*STATED PROBLEM*.
Copy each line containing the word "color" from the records that follow, please.

Data tied to figure images:

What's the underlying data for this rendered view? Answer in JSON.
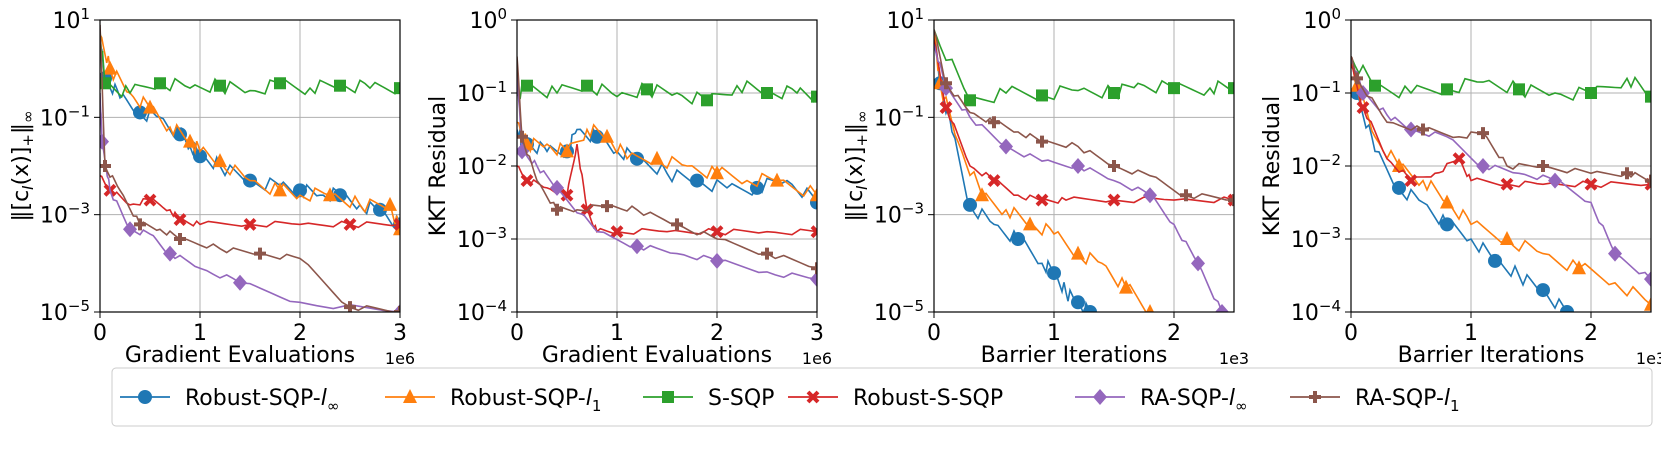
{
  "chart_data": [
    {
      "type": "line",
      "panel": 1,
      "xlabel": "Gradient Evaluations",
      "xmult": "1e6",
      "ylabel_parts": [
        "‖[c",
        "I",
        "(x)]",
        "+",
        "‖",
        "∞"
      ],
      "xlim": [
        0,
        3
      ],
      "ylim_exp": [
        -5,
        1
      ],
      "xticks": [
        "0",
        "1",
        "2",
        "3"
      ],
      "yticks": [
        {
          "exp": 1,
          "label": "10",
          "sup": "1"
        },
        {
          "exp": -1,
          "label": "10",
          "sup": "−1"
        },
        {
          "exp": -3,
          "label": "10",
          "sup": "−3"
        },
        {
          "exp": -5,
          "label": "10",
          "sup": "−5"
        }
      ],
      "series": [
        {
          "name": "Robust-SQP-l∞",
          "x": [
            0,
            0.05,
            0.2,
            0.4,
            0.6,
            0.8,
            0.9,
            1.0,
            1.2,
            1.5,
            1.8,
            2.0,
            2.2,
            2.4,
            2.6,
            2.8,
            3.0
          ],
          "y_exp": [
            0.5,
            -0.2,
            -0.6,
            -0.9,
            -1.0,
            -1.35,
            -1.6,
            -1.8,
            -2.0,
            -2.3,
            -2.4,
            -2.5,
            -2.6,
            -2.6,
            -2.8,
            -2.9,
            -3.2
          ]
        },
        {
          "name": "Robust-SQP-l1",
          "x": [
            0,
            0.1,
            0.3,
            0.5,
            0.7,
            0.9,
            1.0,
            1.2,
            1.5,
            1.8,
            2.0,
            2.3,
            2.6,
            2.9,
            3.0
          ],
          "y_exp": [
            0.7,
            0.0,
            -0.5,
            -0.8,
            -1.2,
            -1.5,
            -1.7,
            -1.9,
            -2.3,
            -2.5,
            -2.6,
            -2.6,
            -2.8,
            -2.8,
            -3.3
          ]
        },
        {
          "name": "S-SQP",
          "x": [
            0,
            0.05,
            0.3,
            0.6,
            0.9,
            1.2,
            1.5,
            1.8,
            2.1,
            2.4,
            2.7,
            3.0
          ],
          "y_exp": [
            0.8,
            -0.3,
            -0.5,
            -0.3,
            -0.4,
            -0.35,
            -0.45,
            -0.3,
            -0.4,
            -0.35,
            -0.4,
            -0.4
          ]
        },
        {
          "name": "Robust-S-SQP",
          "x": [
            0,
            0.1,
            0.3,
            0.5,
            0.7,
            0.8,
            1.0,
            1.5,
            2.0,
            2.5,
            3.0
          ],
          "y_exp": [
            -2.2,
            -2.5,
            -2.8,
            -2.7,
            -2.9,
            -3.1,
            -3.2,
            -3.2,
            -3.2,
            -3.2,
            -3.2
          ]
        },
        {
          "name": "RA-SQP-l∞",
          "x": [
            0,
            0.02,
            0.1,
            0.3,
            0.5,
            0.7,
            1.0,
            1.4,
            2.0,
            3.0
          ],
          "y_exp": [
            -0.5,
            -1.5,
            -2.5,
            -3.3,
            -3.4,
            -3.8,
            -4.1,
            -4.4,
            -4.8,
            -5.0
          ]
        },
        {
          "name": "RA-SQP-l1",
          "x": [
            0,
            0.05,
            0.2,
            0.4,
            0.6,
            0.8,
            1.2,
            1.6,
            2.0,
            2.5,
            3.0
          ],
          "y_exp": [
            0.9,
            -2.0,
            -2.5,
            -3.2,
            -3.3,
            -3.5,
            -3.7,
            -3.8,
            -3.9,
            -4.9,
            -5.0
          ]
        }
      ]
    },
    {
      "type": "line",
      "panel": 2,
      "xlabel": "Gradient Evaluations",
      "xmult": "1e6",
      "ylabel": "KKT Residual",
      "xlim": [
        0,
        3
      ],
      "ylim_exp": [
        -4,
        0
      ],
      "xticks": [
        "0",
        "1",
        "2",
        "3"
      ],
      "yticks": [
        {
          "exp": 0,
          "label": "10",
          "sup": "0"
        },
        {
          "exp": -1,
          "label": "10",
          "sup": "−1"
        },
        {
          "exp": -2,
          "label": "10",
          "sup": "−2"
        },
        {
          "exp": -3,
          "label": "10",
          "sup": "−3"
        },
        {
          "exp": -4,
          "label": "10",
          "sup": "−4"
        }
      ],
      "series": [
        {
          "name": "Robust-SQP-l∞",
          "x": [
            0,
            0.1,
            0.3,
            0.5,
            0.6,
            0.8,
            1.0,
            1.2,
            1.5,
            1.8,
            2.1,
            2.4,
            2.7,
            3.0
          ],
          "y_exp": [
            -1.5,
            -1.7,
            -1.8,
            -1.8,
            -1.5,
            -1.6,
            -1.8,
            -1.9,
            -2.1,
            -2.2,
            -2.3,
            -2.3,
            -2.2,
            -2.5
          ]
        },
        {
          "name": "Robust-SQP-l1",
          "x": [
            0,
            0.1,
            0.3,
            0.5,
            0.7,
            0.9,
            1.1,
            1.4,
            1.7,
            2.0,
            2.3,
            2.6,
            3.0
          ],
          "y_exp": [
            -1.4,
            -1.7,
            -1.7,
            -1.8,
            -1.5,
            -1.6,
            -1.9,
            -1.9,
            -2.0,
            -2.1,
            -2.2,
            -2.2,
            -2.4
          ]
        },
        {
          "name": "S-SQP",
          "x": [
            0,
            0.1,
            0.4,
            0.7,
            1.0,
            1.3,
            1.6,
            1.9,
            2.2,
            2.5,
            2.8,
            3.0
          ],
          "y_exp": [
            -1.0,
            -0.9,
            -1.0,
            -0.9,
            -1.05,
            -0.95,
            -1.0,
            -1.1,
            -0.9,
            -1.0,
            -1.0,
            -1.05
          ]
        },
        {
          "name": "Robust-S-SQP",
          "x": [
            0,
            0.1,
            0.3,
            0.5,
            0.6,
            0.7,
            0.8,
            1.0,
            1.5,
            2.0,
            2.5,
            3.0
          ],
          "y_exp": [
            -2.0,
            -2.2,
            -2.3,
            -2.4,
            -1.7,
            -2.6,
            -2.9,
            -2.9,
            -2.9,
            -2.9,
            -2.9,
            -2.9
          ]
        },
        {
          "name": "RA-SQP-l∞",
          "x": [
            0,
            0.05,
            0.2,
            0.4,
            0.8,
            1.2,
            1.6,
            2.0,
            2.5,
            3.0
          ],
          "y_exp": [
            -0.7,
            -1.8,
            -2.0,
            -2.3,
            -2.9,
            -3.1,
            -3.2,
            -3.3,
            -3.45,
            -3.55
          ]
        },
        {
          "name": "RA-SQP-l1",
          "x": [
            0,
            0.05,
            0.2,
            0.4,
            0.6,
            0.9,
            1.2,
            1.6,
            2.0,
            2.5,
            3.0
          ],
          "y_exp": [
            -0.5,
            -1.6,
            -2.2,
            -2.6,
            -2.6,
            -2.55,
            -2.6,
            -2.8,
            -3.0,
            -3.2,
            -3.4
          ]
        }
      ]
    },
    {
      "type": "line",
      "panel": 3,
      "xlabel": "Barrier Iterations",
      "xmult": "1e3",
      "ylabel_parts": [
        "‖[c",
        "I",
        "(x)]",
        "+",
        "‖",
        "∞"
      ],
      "xlim": [
        0,
        2.5
      ],
      "ylim_exp": [
        -5,
        1
      ],
      "xticks": [
        "0",
        "1",
        "2"
      ],
      "yticks": [
        {
          "exp": 1,
          "label": "10",
          "sup": "1"
        },
        {
          "exp": -1,
          "label": "10",
          "sup": "−1"
        },
        {
          "exp": -3,
          "label": "10",
          "sup": "−3"
        },
        {
          "exp": -5,
          "label": "10",
          "sup": "−5"
        }
      ],
      "series": [
        {
          "name": "Robust-SQP-l∞",
          "x": [
            0,
            0.05,
            0.15,
            0.3,
            0.5,
            0.7,
            0.9,
            1.0,
            1.1,
            1.2,
            1.3
          ],
          "y_exp": [
            0.7,
            -0.3,
            -1.3,
            -2.8,
            -3.2,
            -3.5,
            -4.0,
            -4.2,
            -4.6,
            -4.8,
            -5.0
          ]
        },
        {
          "name": "Robust-SQP-l1",
          "x": [
            0,
            0.05,
            0.2,
            0.4,
            0.6,
            0.8,
            1.0,
            1.2,
            1.4,
            1.6,
            1.8
          ],
          "y_exp": [
            0.8,
            -0.3,
            -1.5,
            -2.6,
            -2.9,
            -3.2,
            -3.4,
            -3.8,
            -4.0,
            -4.5,
            -5.0
          ]
        },
        {
          "name": "S-SQP",
          "x": [
            0,
            0.3,
            0.6,
            0.9,
            1.2,
            1.5,
            1.7,
            2.0,
            2.3,
            2.5
          ],
          "y_exp": [
            0.8,
            -0.65,
            -0.5,
            -0.55,
            -0.45,
            -0.5,
            -0.3,
            -0.4,
            -0.4,
            -0.4
          ]
        },
        {
          "name": "Robust-S-SQP",
          "x": [
            0,
            0.1,
            0.3,
            0.5,
            0.7,
            0.9,
            1.1,
            1.5,
            2.0,
            2.5
          ],
          "y_exp": [
            0.6,
            -0.8,
            -2.0,
            -2.3,
            -2.6,
            -2.7,
            -2.7,
            -2.7,
            -2.7,
            -2.7
          ]
        },
        {
          "name": "RA-SQP-l∞",
          "x": [
            0,
            0.1,
            0.3,
            0.6,
            0.9,
            1.2,
            1.5,
            1.8,
            2.0,
            2.2,
            2.4
          ],
          "y_exp": [
            0.5,
            -0.4,
            -1.0,
            -1.6,
            -1.9,
            -2.0,
            -2.3,
            -2.6,
            -3.2,
            -4.0,
            -5.0
          ]
        },
        {
          "name": "RA-SQP-l1",
          "x": [
            0,
            0.1,
            0.3,
            0.5,
            0.7,
            0.9,
            1.2,
            1.5,
            1.8,
            2.1,
            2.5
          ],
          "y_exp": [
            0.8,
            -0.3,
            -0.9,
            -1.1,
            -1.3,
            -1.5,
            -1.6,
            -2.0,
            -2.2,
            -2.6,
            -2.7
          ]
        }
      ]
    },
    {
      "type": "line",
      "panel": 4,
      "xlabel": "Barrier Iterations",
      "xmult": "1e3",
      "ylabel": "KKT Residual",
      "xlim": [
        0,
        2.5
      ],
      "ylim_exp": [
        -4,
        0
      ],
      "xticks": [
        "0",
        "1",
        "2"
      ],
      "yticks": [
        {
          "exp": 0,
          "label": "10",
          "sup": "0"
        },
        {
          "exp": -1,
          "label": "10",
          "sup": "−1"
        },
        {
          "exp": -2,
          "label": "10",
          "sup": "−2"
        },
        {
          "exp": -3,
          "label": "10",
          "sup": "−3"
        },
        {
          "exp": -4,
          "label": "10",
          "sup": "−4"
        }
      ],
      "series": [
        {
          "name": "Robust-SQP-l∞",
          "x": [
            0,
            0.05,
            0.2,
            0.4,
            0.6,
            0.8,
            1.0,
            1.2,
            1.4,
            1.6,
            1.8
          ],
          "y_exp": [
            -0.5,
            -1.0,
            -1.8,
            -2.3,
            -2.5,
            -2.8,
            -3.0,
            -3.3,
            -3.5,
            -3.7,
            -4.0
          ]
        },
        {
          "name": "Robust-SQP-l1",
          "x": [
            0,
            0.05,
            0.2,
            0.4,
            0.6,
            0.8,
            1.0,
            1.3,
            1.6,
            1.9,
            2.2,
            2.5
          ],
          "y_exp": [
            -0.5,
            -0.9,
            -1.6,
            -2.0,
            -2.2,
            -2.5,
            -2.8,
            -3.0,
            -3.2,
            -3.4,
            -3.6,
            -3.9
          ]
        },
        {
          "name": "S-SQP",
          "x": [
            0,
            0.2,
            0.5,
            0.8,
            1.1,
            1.4,
            1.7,
            2.0,
            2.3,
            2.5
          ],
          "y_exp": [
            -0.5,
            -0.9,
            -1.0,
            -0.95,
            -0.85,
            -0.95,
            -1.0,
            -1.0,
            -0.8,
            -1.05
          ]
        },
        {
          "name": "Robust-S-SQP",
          "x": [
            0,
            0.1,
            0.3,
            0.5,
            0.7,
            0.9,
            1.0,
            1.3,
            1.6,
            2.0,
            2.5
          ],
          "y_exp": [
            -0.6,
            -1.2,
            -1.9,
            -2.2,
            -2.1,
            -1.9,
            -2.2,
            -2.25,
            -2.25,
            -2.25,
            -2.25
          ]
        },
        {
          "name": "RA-SQP-l∞",
          "x": [
            0,
            0.1,
            0.3,
            0.5,
            0.8,
            1.1,
            1.4,
            1.7,
            2.0,
            2.2,
            2.5
          ],
          "y_exp": [
            -0.5,
            -1.0,
            -1.3,
            -1.5,
            -1.6,
            -2.0,
            -2.1,
            -2.2,
            -2.5,
            -3.2,
            -3.55
          ]
        },
        {
          "name": "RA-SQP-l1",
          "x": [
            0,
            0.05,
            0.3,
            0.6,
            0.9,
            1.1,
            1.3,
            1.6,
            2.0,
            2.3,
            2.5
          ],
          "y_exp": [
            -0.5,
            -0.8,
            -1.4,
            -1.5,
            -1.6,
            -1.55,
            -2.0,
            -2.0,
            -2.1,
            -2.1,
            -2.2
          ]
        }
      ]
    }
  ],
  "legend": [
    {
      "base": "Robust-SQP-",
      "sub": "l",
      "subsub": "∞",
      "color": "#1f77b4",
      "marker": "circle"
    },
    {
      "base": "Robust-SQP-",
      "sub": "l",
      "subsub": "1",
      "color": "#ff7f0e",
      "marker": "triangle"
    },
    {
      "base": "S-SQP",
      "sub": "",
      "subsub": "",
      "color": "#2ca02c",
      "marker": "square"
    },
    {
      "base": "Robust-S-SQP",
      "sub": "",
      "subsub": "",
      "color": "#d62728",
      "marker": "x"
    },
    {
      "base": "RA-SQP-",
      "sub": "l",
      "subsub": "∞",
      "color": "#9467bd",
      "marker": "diamond"
    },
    {
      "base": "RA-SQP-",
      "sub": "l",
      "subsub": "1",
      "color": "#8c564b",
      "marker": "plus"
    }
  ]
}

*WRITTEN ANSWER*.
      "color": "#1f77b4",
      "color": "#ff7f0e",
      "color": "#2ca02c",
      "color": "#d62728",
      "color": "#9467bd",
      "color": "#8c564b",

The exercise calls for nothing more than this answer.